---------- PROVIDED ENTRIES

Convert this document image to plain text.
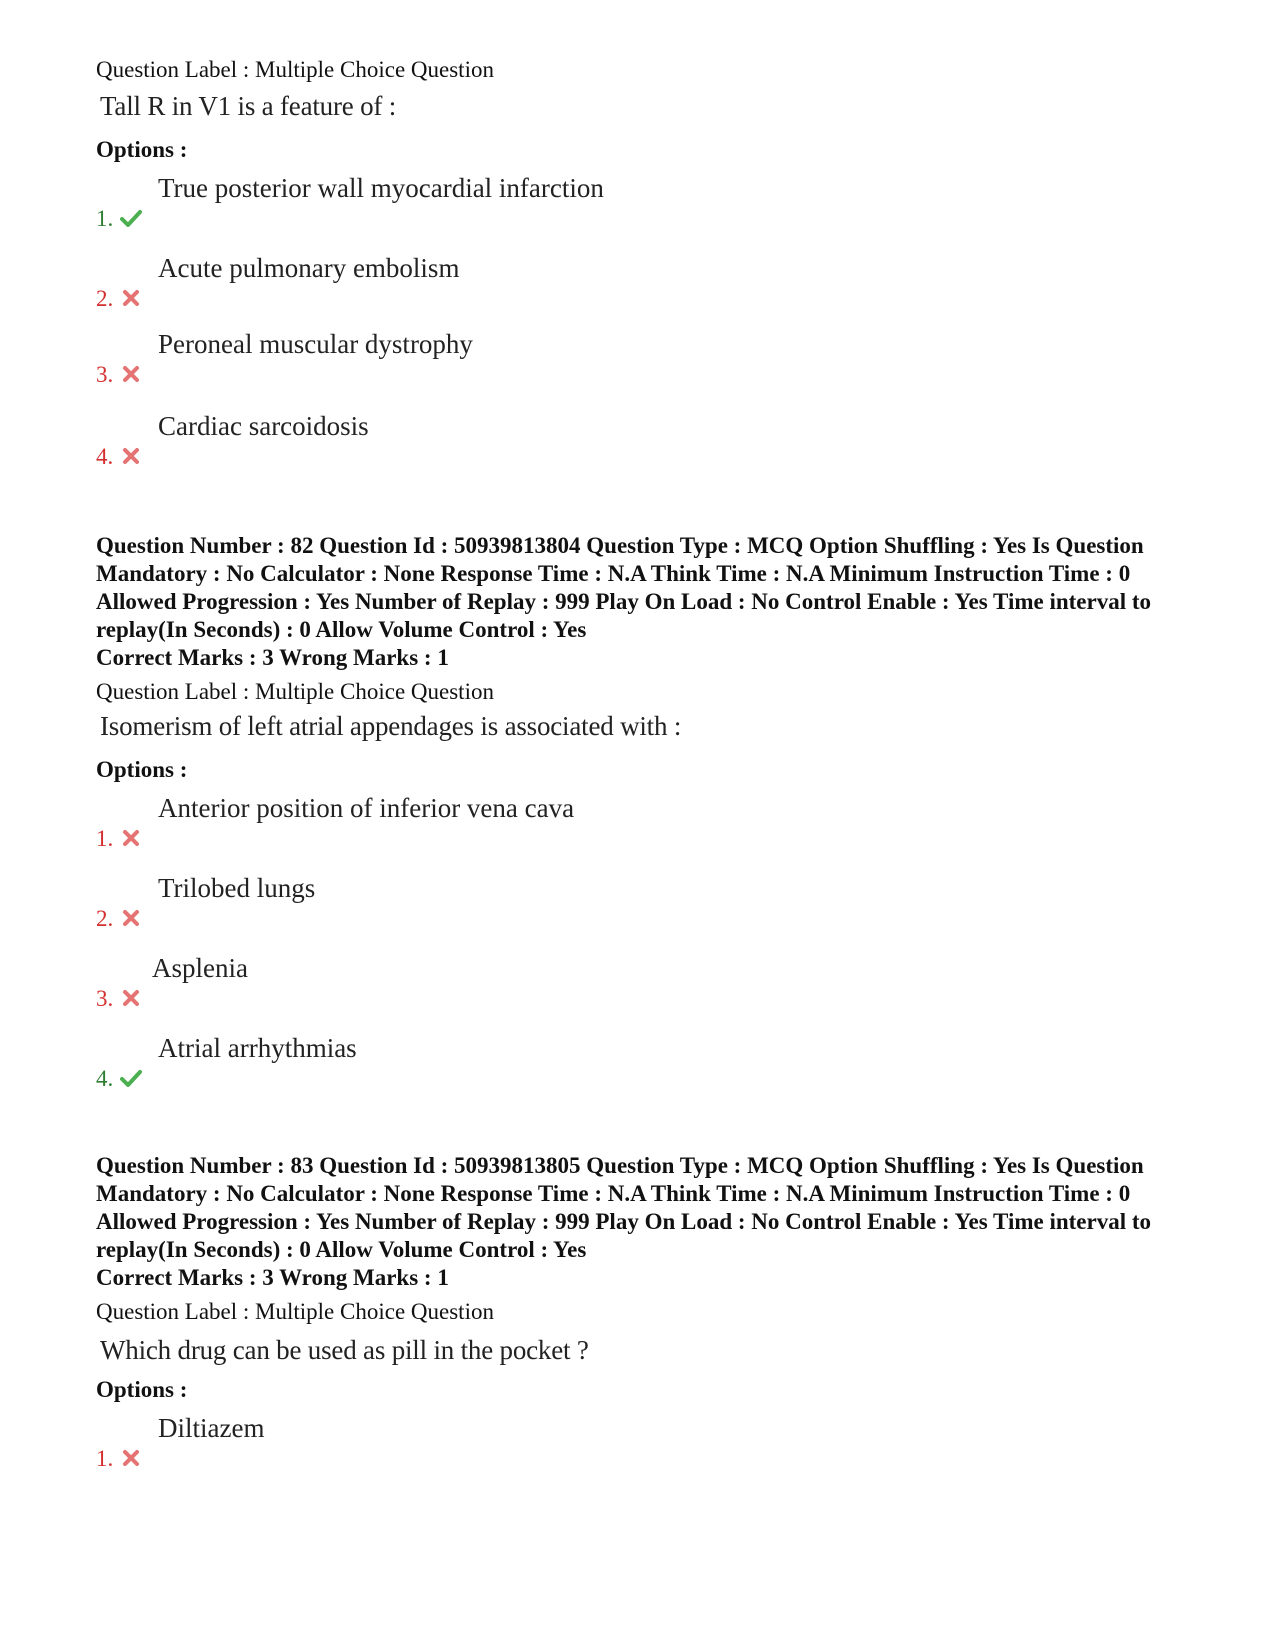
Question Label : Multiple Choice Question
Tall R in V1 is a feature of :
Options :
1.
True posterior wall myocardial infarction
2.
Acute pulmonary embolism
3.
Peroneal muscular dystrophy
4.
Cardiac sarcoidosis
Question Number : 82 Question Id : 50939813804 Question Type : MCQ Option Shuffling : Yes Is Question Mandatory : No Calculator : None Response Time : N.A Think Time : N.A Minimum Instruction Time : 0 Allowed Progression : Yes Number of Replay : 999 Play On Load : No Control Enable : Yes Time interval to replay(In Seconds) : 0 Allow Volume Control : Yes
Correct Marks : 3 Wrong Marks : 1
Question Label : Multiple Choice Question
Isomerism of left atrial appendages is associated with :
Options :
1.
Anterior position of inferior vena cava
2.
Trilobed lungs
3.
Asplenia
4.
Atrial arrhythmias
Question Number : 83 Question Id : 50939813805 Question Type : MCQ Option Shuffling : Yes Is Question Mandatory : No Calculator : None Response Time : N.A Think Time : N.A Minimum Instruction Time : 0 Allowed Progression : Yes Number of Replay : 999 Play On Load : No Control Enable : Yes Time interval to replay(In Seconds) : 0 Allow Volume Control : Yes
Correct Marks : 3 Wrong Marks : 1
Question Label : Multiple Choice Question
Which drug can be used as pill in the pocket ?
Options :
1.
Diltiazem
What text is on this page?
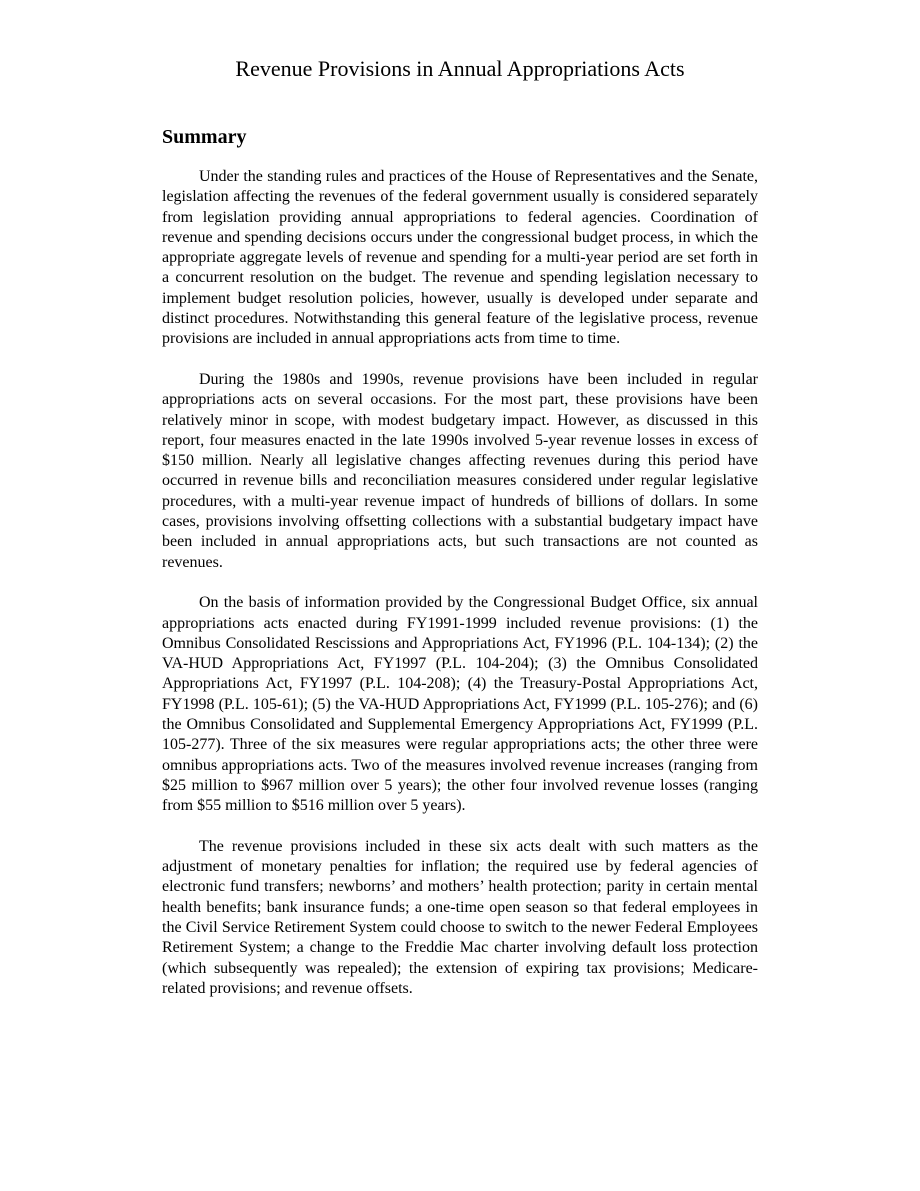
Revenue Provisions in Annual Appropriations Acts
Summary

Under the standing rules and practices of the House of Representatives and the Senate, legislation affecting the revenues of the federal government usually is considered separately from legislation providing annual appropriations to federal agencies. Coordination of revenue and spending decisions occurs under the congressional budget process, in which the appropriate aggregate levels of revenue and spending for a multi-year period are set forth in a concurrent resolution on the budget. The revenue and spending legislation necessary to implement budget resolution policies, however, usually is developed under separate and distinct procedures. Notwithstanding this general feature of the legislative process, revenue provisions are included in annual appropriations acts from time to time.

During the 1980s and 1990s, revenue provisions have been included in regular appropriations acts on several occasions. For the most part, these provisions have been relatively minor in scope, with modest budgetary impact. However, as discussed in this report, four measures enacted in the late 1990s involved 5-year revenue losses in excess of $150 million. Nearly all legislative changes affecting revenues during this period have occurred in revenue bills and reconciliation measures considered under regular legislative procedures, with a multi-year revenue impact of hundreds of billions of dollars. In some cases, provisions involving offsetting collections with a substantial budgetary impact have been included in annual appropriations acts, but such transactions are not counted as revenues.

On the basis of information provided by the Congressional Budget Office, six annual appropriations acts enacted during FY1991-1999 included revenue provisions: (1) the Omnibus Consolidated Rescissions and Appropriations Act, FY1996 (P.L. 104-134); (2) the VA-HUD Appropriations Act, FY1997 (P.L. 104-204); (3) the Omnibus Consolidated Appropriations Act, FY1997 (P.L. 104-208); (4) the Treasury-Postal Appropriations Act, FY1998 (P.L. 105-61); (5) the VA-HUD Appropriations Act, FY1999 (P.L. 105-276); and (6) the Omnibus Consolidated and Supplemental Emergency Appropriations Act, FY1999 (P.L. 105-277). Three of the six measures were regular appropriations acts; the other three were omnibus appropriations acts. Two of the measures involved revenue increases (ranging from $25 million to $967 million over 5 years); the other four involved revenue losses (ranging from $55 million to $516 million over 5 years).

The revenue provisions included in these six acts dealt with such matters as the adjustment of monetary penalties for inflation; the required use by federal agencies of electronic fund transfers; newborns’ and mothers’ health protection; parity in certain mental health benefits; bank insurance funds; a one-time open season so that federal employees in the Civil Service Retirement System could choose to switch to the newer Federal Employees Retirement System; a change to the Freddie Mac charter involving default loss protection (which subsequently was repealed); the extension of expiring tax provisions; Medicare-related provisions; and revenue offsets.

--------------------

## TASK TO COMPLETE
Show all lines above holding "text".

## PROBLEM SOLUTION
Convert this document image to plain text.
What text is on this page?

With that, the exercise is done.